-- Exercise brief --
Take the line that contains "Convert this screenshot" and every line after it in the material below, and quote them exactly.

◇ ◇ ◇ ◇ ◇ ◇ ◇

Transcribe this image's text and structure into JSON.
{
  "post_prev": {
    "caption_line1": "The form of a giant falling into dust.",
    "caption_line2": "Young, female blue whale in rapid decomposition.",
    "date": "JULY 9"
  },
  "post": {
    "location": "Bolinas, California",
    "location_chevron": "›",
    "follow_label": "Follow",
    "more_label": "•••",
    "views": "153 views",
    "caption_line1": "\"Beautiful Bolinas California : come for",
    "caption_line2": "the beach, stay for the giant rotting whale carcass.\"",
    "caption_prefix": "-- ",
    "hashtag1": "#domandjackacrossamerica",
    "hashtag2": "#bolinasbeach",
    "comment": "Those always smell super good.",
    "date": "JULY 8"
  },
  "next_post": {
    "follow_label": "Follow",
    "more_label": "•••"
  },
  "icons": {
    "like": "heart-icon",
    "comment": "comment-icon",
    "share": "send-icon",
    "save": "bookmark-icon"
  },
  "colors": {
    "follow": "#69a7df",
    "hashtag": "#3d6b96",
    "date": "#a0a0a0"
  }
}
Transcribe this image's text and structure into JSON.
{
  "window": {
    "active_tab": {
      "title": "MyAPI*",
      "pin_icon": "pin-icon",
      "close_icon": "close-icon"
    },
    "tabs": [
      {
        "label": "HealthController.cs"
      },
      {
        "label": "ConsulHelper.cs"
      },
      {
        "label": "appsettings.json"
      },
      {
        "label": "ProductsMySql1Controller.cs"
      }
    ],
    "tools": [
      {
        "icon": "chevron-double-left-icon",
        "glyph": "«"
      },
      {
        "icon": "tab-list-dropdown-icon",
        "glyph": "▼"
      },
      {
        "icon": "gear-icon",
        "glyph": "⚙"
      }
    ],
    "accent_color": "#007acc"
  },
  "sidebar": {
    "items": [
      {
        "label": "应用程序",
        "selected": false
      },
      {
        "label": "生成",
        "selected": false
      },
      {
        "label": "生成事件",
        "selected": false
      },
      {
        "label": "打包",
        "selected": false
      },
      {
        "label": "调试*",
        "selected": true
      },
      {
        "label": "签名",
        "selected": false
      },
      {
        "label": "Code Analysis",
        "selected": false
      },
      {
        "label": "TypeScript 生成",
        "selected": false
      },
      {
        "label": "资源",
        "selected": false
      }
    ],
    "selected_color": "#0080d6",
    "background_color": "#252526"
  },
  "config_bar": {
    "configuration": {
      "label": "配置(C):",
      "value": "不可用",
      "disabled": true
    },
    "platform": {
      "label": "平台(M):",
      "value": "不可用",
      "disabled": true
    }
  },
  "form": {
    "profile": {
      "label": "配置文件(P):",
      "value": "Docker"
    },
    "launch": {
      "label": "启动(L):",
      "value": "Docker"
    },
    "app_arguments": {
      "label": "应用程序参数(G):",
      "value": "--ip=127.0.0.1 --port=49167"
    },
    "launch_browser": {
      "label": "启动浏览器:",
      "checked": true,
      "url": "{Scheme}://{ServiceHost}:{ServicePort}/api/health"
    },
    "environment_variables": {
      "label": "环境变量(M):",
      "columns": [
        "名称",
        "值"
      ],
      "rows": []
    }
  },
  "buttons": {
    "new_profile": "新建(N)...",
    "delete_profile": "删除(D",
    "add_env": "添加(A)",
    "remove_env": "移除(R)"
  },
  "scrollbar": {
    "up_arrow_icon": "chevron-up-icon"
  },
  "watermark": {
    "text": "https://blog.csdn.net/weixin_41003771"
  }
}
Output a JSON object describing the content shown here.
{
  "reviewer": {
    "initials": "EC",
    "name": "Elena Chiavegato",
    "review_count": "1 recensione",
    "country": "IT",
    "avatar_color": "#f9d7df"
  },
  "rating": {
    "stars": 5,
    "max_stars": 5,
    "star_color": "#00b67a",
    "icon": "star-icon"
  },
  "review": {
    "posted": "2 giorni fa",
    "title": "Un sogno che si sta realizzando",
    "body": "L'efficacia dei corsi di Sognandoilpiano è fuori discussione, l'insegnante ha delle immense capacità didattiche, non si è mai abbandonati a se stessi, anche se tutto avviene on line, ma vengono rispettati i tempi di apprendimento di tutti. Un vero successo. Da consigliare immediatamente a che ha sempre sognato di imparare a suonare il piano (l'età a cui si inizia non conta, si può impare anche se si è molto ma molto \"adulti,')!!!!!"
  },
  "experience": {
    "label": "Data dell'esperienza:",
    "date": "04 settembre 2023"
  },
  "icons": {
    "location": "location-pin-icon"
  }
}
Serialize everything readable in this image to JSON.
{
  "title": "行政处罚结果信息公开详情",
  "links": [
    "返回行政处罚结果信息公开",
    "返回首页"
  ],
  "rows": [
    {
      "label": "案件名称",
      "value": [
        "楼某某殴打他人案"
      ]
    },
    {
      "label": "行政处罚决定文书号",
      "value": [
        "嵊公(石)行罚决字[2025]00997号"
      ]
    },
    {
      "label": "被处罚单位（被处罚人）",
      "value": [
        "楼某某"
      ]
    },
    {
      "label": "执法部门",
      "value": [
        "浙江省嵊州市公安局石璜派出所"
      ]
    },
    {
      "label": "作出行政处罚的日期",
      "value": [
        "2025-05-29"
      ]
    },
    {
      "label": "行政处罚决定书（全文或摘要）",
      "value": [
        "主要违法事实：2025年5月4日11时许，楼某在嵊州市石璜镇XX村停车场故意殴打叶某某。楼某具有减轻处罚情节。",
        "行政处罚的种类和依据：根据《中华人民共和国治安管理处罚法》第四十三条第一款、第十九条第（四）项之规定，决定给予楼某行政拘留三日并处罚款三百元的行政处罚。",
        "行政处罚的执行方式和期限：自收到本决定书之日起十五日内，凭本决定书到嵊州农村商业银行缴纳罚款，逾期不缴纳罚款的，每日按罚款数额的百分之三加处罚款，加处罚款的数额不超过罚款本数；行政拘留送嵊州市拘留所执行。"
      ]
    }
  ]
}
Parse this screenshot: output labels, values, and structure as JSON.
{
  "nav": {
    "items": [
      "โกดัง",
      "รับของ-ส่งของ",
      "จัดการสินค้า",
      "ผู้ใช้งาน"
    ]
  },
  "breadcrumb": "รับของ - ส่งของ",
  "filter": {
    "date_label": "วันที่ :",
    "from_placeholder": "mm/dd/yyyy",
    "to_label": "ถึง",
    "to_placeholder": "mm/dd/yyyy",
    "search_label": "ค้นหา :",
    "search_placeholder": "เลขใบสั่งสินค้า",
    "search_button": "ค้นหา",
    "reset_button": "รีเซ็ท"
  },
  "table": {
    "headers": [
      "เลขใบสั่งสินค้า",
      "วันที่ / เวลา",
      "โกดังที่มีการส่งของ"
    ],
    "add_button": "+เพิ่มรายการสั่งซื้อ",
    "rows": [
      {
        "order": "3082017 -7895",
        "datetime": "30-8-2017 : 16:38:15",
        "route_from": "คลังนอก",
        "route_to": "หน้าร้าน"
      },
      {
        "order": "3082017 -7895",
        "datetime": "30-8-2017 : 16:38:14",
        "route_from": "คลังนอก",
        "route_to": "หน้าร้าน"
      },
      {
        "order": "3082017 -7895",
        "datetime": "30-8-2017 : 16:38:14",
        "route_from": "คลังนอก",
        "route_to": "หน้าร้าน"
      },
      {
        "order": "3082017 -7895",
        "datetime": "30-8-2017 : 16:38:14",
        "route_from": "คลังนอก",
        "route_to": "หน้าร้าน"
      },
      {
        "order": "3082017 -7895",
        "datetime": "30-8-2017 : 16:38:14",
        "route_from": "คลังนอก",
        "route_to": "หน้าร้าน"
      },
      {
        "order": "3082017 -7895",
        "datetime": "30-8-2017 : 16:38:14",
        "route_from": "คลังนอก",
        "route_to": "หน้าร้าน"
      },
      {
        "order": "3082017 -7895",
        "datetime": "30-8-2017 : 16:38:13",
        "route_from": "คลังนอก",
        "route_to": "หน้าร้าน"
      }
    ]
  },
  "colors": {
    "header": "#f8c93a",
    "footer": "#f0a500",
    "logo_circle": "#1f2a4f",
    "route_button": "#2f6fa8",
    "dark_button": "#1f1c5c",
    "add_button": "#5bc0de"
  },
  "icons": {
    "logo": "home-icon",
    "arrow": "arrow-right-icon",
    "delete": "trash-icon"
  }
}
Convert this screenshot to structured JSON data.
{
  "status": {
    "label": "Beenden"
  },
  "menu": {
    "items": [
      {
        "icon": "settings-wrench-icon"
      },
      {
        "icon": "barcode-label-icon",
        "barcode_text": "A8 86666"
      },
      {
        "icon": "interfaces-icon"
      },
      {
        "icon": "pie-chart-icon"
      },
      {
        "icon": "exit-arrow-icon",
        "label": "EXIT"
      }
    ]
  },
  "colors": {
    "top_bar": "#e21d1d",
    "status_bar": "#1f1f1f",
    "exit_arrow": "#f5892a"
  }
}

◇ ◇ ◇ ◇ ◇ ◇ ◇

-- Solution --
Convert this screenshot to structured JSON data.
{
  "status": {
    "label": "Beenden"
  },
  "menu": {
    "items": [
      {
        "icon": "settings-wrench-icon"
      },
      {
        "icon": "barcode-label-icon",
        "barcode_text": "A8 86666"
      },
      {
        "icon": "interfaces-icon"
      },
      {
        "icon": "pie-chart-icon"
      },
      {
        "icon": "exit-arrow-icon",
        "label": "EXIT"
      }
    ]
  },
  "colors": {
    "top_bar": "#e21d1d",
    "status_bar": "#1f1f1f",
    "exit_arrow": "#f5892a"
  }
}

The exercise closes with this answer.